(Data entries)
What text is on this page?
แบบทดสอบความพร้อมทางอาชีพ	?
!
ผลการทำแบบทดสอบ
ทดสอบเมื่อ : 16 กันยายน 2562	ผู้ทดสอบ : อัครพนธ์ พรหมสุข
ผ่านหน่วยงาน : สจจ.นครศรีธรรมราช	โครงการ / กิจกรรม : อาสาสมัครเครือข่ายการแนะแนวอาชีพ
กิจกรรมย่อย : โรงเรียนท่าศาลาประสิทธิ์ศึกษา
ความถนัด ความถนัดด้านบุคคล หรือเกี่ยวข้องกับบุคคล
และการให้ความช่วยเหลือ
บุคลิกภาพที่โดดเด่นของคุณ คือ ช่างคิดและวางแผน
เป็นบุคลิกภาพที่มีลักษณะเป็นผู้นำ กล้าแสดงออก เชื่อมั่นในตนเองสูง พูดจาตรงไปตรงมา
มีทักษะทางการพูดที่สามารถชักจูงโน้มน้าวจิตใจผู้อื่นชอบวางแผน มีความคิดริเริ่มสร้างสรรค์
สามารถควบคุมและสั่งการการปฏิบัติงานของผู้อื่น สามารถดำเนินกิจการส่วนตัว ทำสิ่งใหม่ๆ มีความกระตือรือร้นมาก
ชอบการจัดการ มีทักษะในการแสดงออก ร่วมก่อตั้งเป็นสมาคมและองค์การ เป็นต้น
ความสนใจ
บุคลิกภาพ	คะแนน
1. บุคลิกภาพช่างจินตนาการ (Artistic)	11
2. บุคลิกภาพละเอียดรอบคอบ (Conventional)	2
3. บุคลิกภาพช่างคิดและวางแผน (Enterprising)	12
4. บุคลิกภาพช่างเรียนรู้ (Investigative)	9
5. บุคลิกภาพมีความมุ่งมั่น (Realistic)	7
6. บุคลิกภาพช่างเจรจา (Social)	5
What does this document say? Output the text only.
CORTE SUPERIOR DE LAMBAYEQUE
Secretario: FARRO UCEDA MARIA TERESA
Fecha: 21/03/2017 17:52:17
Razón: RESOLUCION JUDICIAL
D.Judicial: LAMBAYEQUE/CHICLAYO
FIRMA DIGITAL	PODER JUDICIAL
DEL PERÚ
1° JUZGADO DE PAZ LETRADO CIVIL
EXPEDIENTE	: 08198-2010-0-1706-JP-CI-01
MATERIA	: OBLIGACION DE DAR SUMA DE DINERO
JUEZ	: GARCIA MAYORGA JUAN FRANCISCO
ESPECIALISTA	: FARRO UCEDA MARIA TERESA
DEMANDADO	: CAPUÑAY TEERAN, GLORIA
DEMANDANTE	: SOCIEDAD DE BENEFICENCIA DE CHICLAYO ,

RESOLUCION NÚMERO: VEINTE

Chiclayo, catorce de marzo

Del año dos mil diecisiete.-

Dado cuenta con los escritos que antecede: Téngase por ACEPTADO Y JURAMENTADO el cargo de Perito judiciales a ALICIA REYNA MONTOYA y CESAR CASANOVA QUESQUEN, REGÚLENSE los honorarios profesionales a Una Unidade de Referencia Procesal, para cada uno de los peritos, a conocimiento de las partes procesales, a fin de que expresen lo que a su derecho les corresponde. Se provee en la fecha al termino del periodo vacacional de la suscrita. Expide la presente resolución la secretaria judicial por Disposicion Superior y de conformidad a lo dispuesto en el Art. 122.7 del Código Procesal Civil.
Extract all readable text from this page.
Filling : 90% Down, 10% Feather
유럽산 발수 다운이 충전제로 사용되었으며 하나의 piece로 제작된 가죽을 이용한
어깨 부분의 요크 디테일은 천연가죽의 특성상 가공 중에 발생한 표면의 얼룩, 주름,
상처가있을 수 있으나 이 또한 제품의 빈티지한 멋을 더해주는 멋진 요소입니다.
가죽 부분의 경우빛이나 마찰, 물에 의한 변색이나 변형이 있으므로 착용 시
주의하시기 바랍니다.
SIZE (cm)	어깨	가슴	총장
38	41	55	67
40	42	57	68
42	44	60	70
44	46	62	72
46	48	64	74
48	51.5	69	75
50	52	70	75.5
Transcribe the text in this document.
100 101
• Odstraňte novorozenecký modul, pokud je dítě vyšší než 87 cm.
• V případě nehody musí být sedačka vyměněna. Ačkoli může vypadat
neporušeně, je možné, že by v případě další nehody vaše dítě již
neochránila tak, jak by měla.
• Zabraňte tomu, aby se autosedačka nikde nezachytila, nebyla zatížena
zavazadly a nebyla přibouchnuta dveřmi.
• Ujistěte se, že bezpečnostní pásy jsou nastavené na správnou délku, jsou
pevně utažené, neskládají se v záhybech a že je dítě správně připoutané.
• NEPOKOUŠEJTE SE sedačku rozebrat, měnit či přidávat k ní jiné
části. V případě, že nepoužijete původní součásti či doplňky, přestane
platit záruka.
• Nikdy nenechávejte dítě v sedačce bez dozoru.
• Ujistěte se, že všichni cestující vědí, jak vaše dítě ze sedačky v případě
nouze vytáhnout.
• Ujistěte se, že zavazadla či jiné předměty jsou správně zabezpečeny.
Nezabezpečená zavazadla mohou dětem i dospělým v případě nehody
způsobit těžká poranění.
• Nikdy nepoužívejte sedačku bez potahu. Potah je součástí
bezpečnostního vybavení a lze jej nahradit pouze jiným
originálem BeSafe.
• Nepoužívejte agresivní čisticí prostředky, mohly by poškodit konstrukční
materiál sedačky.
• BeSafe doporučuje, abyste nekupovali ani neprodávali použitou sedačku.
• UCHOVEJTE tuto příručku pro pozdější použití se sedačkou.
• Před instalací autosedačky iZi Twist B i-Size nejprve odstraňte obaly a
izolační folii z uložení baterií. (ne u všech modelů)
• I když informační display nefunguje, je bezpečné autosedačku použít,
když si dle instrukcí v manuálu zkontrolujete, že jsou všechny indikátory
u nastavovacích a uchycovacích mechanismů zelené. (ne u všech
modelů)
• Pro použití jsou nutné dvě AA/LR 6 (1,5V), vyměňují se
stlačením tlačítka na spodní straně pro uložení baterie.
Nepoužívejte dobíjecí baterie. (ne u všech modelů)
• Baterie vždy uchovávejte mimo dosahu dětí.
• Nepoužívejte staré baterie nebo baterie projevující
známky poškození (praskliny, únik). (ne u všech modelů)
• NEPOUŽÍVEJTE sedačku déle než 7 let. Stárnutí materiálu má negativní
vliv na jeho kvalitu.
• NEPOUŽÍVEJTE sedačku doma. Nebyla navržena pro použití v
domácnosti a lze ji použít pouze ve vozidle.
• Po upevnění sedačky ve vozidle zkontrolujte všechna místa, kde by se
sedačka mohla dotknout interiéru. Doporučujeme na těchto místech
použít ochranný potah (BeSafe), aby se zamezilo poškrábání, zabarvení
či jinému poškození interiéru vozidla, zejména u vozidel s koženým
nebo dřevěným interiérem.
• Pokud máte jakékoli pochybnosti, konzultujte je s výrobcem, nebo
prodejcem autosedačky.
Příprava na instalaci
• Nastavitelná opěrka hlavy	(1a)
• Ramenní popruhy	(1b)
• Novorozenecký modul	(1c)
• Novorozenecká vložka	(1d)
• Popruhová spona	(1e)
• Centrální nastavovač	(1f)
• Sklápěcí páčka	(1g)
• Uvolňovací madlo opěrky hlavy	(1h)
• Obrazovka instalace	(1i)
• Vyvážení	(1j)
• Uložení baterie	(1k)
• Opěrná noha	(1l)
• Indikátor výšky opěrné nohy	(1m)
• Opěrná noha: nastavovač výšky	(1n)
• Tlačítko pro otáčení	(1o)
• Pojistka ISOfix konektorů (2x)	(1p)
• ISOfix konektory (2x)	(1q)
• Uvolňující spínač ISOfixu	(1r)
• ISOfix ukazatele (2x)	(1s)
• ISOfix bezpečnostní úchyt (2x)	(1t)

Task requirements
Give all of the entries again, word for word.

Output
What text is on this page?
แบบทดสอบความพร้อมทางอาชีพ	?
!
ผลการทำแบบทดสอบ
ทดสอบเมื่อ : 16 กันยายน 2562	ผู้ทดสอบ : อัครพนธ์ พรหมสุข
ผ่านหน่วยงาน : สจจ.นครศรีธรรมราช	โครงการ / กิจกรรม : อาสาสมัครเครือข่ายการแนะแนวอาชีพ
กิจกรรมย่อย : โรงเรียนท่าศาลาประสิทธิ์ศึกษา
ความถนัด ความถนัดด้านบุคคล หรือเกี่ยวข้องกับบุคคล
และการให้ความช่วยเหลือ
บุคลิกภาพที่โดดเด่นของคุณ คือ ช่างคิดและวางแผน
เป็นบุคลิกภาพที่มีลักษณะเป็นผู้นำ กล้าแสดงออก เชื่อมั่นในตนเองสูง พูดจาตรงไปตรงมา
มีทักษะทางการพูดที่สามารถชักจูงโน้มน้าวจิตใจผู้อื่นชอบวางแผน มีความคิดริเริ่มสร้างสรรค์
สามารถควบคุมและสั่งการการปฏิบัติงานของผู้อื่น สามารถดำเนินกิจการส่วนตัว ทำสิ่งใหม่ๆ มีความกระตือรือร้นมาก
ชอบการจัดการ มีทักษะในการแสดงออก ร่วมก่อตั้งเป็นสมาคมและองค์การ เป็นต้น
ความสนใจ
บุคลิกภาพ	คะแนน
1. บุคลิกภาพช่างจินตนาการ (Artistic)	11
2. บุคลิกภาพละเอียดรอบคอบ (Conventional)	2
3. บุคลิกภาพช่างคิดและวางแผน (Enterprising)	12
4. บุคลิกภาพช่างเรียนรู้ (Investigative)	9
5. บุคลิกภาพมีความมุ่งมั่น (Realistic)	7
6. บุคลิกภาพช่างเจรจา (Social)	5
What does this document say? Output the text only.
CORTE SUPERIOR DE LAMBAYEQUE
Secretario: FARRO UCEDA MARIA TERESA
Fecha: 21/03/2017 17:52:17
Razón: RESOLUCION JUDICIAL
D.Judicial: LAMBAYEQUE/CHICLAYO
FIRMA DIGITAL	PODER JUDICIAL
DEL PERÚ
1° JUZGADO DE PAZ LETRADO CIVIL
EXPEDIENTE	: 08198-2010-0-1706-JP-CI-01
MATERIA	: OBLIGACION DE DAR SUMA DE DINERO
JUEZ	: GARCIA MAYORGA JUAN FRANCISCO
ESPECIALISTA	: FARRO UCEDA MARIA TERESA
DEMANDADO	: CAPUÑAY TEERAN, GLORIA
DEMANDANTE	: SOCIEDAD DE BENEFICENCIA DE CHICLAYO ,

RESOLUCION NÚMERO: VEINTE

Chiclayo, catorce de marzo

Del año dos mil diecisiete.-

Dado cuenta con los escritos que antecede: Téngase por ACEPTADO Y JURAMENTADO el cargo de Perito judiciales a ALICIA REYNA MONTOYA y CESAR CASANOVA QUESQUEN, REGÚLENSE los honorarios profesionales a Una Unidade de Referencia Procesal, para cada uno de los peritos, a conocimiento de las partes procesales, a fin de que expresen lo que a su derecho les corresponde. Se provee en la fecha al termino del periodo vacacional de la suscrita. Expide la presente resolución la secretaria judicial por Disposicion Superior y de conformidad a lo dispuesto en el Art. 122.7 del Código Procesal Civil.
Extract all readable text from this page.
Filling : 90% Down, 10% Feather
유럽산 발수 다운이 충전제로 사용되었으며 하나의 piece로 제작된 가죽을 이용한
어깨 부분의 요크 디테일은 천연가죽의 특성상 가공 중에 발생한 표면의 얼룩, 주름,
상처가있을 수 있으나 이 또한 제품의 빈티지한 멋을 더해주는 멋진 요소입니다.
가죽 부분의 경우빛이나 마찰, 물에 의한 변색이나 변형이 있으므로 착용 시
주의하시기 바랍니다.
SIZE (cm)	어깨	가슴	총장
38	41	55	67
40	42	57	68
42	44	60	70
44	46	62	72
46	48	64	74
48	51.5	69	75
50	52	70	75.5
Transcribe the text in this document.
100 101
• Odstraňte novorozenecký modul, pokud je dítě vyšší než 87 cm.
• V případě nehody musí být sedačka vyměněna. Ačkoli může vypadat
neporušeně, je možné, že by v případě další nehody vaše dítě již
neochránila tak, jak by měla.
• Zabraňte tomu, aby se autosedačka nikde nezachytila, nebyla zatížena
zavazadly a nebyla přibouchnuta dveřmi.
• Ujistěte se, že bezpečnostní pásy jsou nastavené na správnou délku, jsou
pevně utažené, neskládají se v záhybech a že je dítě správně připoutané.
• NEPOKOUŠEJTE SE sedačku rozebrat, měnit či přidávat k ní jiné
části. V případě, že nepoužijete původní součásti či doplňky, přestane
platit záruka.
• Nikdy nenechávejte dítě v sedačce bez dozoru.
• Ujistěte se, že všichni cestující vědí, jak vaše dítě ze sedačky v případě
nouze vytáhnout.
• Ujistěte se, že zavazadla či jiné předměty jsou správně zabezpečeny.
Nezabezpečená zavazadla mohou dětem i dospělým v případě nehody
způsobit těžká poranění.
• Nikdy nepoužívejte sedačku bez potahu. Potah je součástí
bezpečnostního vybavení a lze jej nahradit pouze jiným
originálem BeSafe.
• Nepoužívejte agresivní čisticí prostředky, mohly by poškodit konstrukční
materiál sedačky.
• BeSafe doporučuje, abyste nekupovali ani neprodávali použitou sedačku.
• UCHOVEJTE tuto příručku pro pozdější použití se sedačkou.
• Před instalací autosedačky iZi Twist B i-Size nejprve odstraňte obaly a
izolační folii z uložení baterií. (ne u všech modelů)
• I když informační display nefunguje, je bezpečné autosedačku použít,
když si dle instrukcí v manuálu zkontrolujete, že jsou všechny indikátory
u nastavovacích a uchycovacích mechanismů zelené. (ne u všech
modelů)
• Pro použití jsou nutné dvě AA/LR 6 (1,5V), vyměňují se
stlačením tlačítka na spodní straně pro uložení baterie.
Nepoužívejte dobíjecí baterie. (ne u všech modelů)
• Baterie vždy uchovávejte mimo dosahu dětí.
• Nepoužívejte staré baterie nebo baterie projevující
známky poškození (praskliny, únik). (ne u všech modelů)
• NEPOUŽÍVEJTE sedačku déle než 7 let. Stárnutí materiálu má negativní
vliv na jeho kvalitu.
• NEPOUŽÍVEJTE sedačku doma. Nebyla navržena pro použití v
domácnosti a lze ji použít pouze ve vozidle.
• Po upevnění sedačky ve vozidle zkontrolujte všechna místa, kde by se
sedačka mohla dotknout interiéru. Doporučujeme na těchto místech
použít ochranný potah (BeSafe), aby se zamezilo poškrábání, zabarvení
či jinému poškození interiéru vozidla, zejména u vozidel s koženým
nebo dřevěným interiérem.
• Pokud máte jakékoli pochybnosti, konzultujte je s výrobcem, nebo
prodejcem autosedačky.
Příprava na instalaci
• Nastavitelná opěrka hlavy	(1a)
• Ramenní popruhy	(1b)
• Novorozenecký modul	(1c)
• Novorozenecká vložka	(1d)
• Popruhová spona	(1e)
• Centrální nastavovač	(1f)
• Sklápěcí páčka	(1g)
• Uvolňovací madlo opěrky hlavy	(1h)
• Obrazovka instalace	(1i)
• Vyvážení	(1j)
• Uložení baterie	(1k)
• Opěrná noha	(1l)
• Indikátor výšky opěrné nohy	(1m)
• Opěrná noha: nastavovač výšky	(1n)
• Tlačítko pro otáčení	(1o)
• Pojistka ISOfix konektorů (2x)	(1p)
• ISOfix konektory (2x)	(1q)
• Uvolňující spínač ISOfixu	(1r)
• ISOfix ukazatele (2x)	(1s)
• ISOfix bezpečnostní úchyt (2x)	(1t)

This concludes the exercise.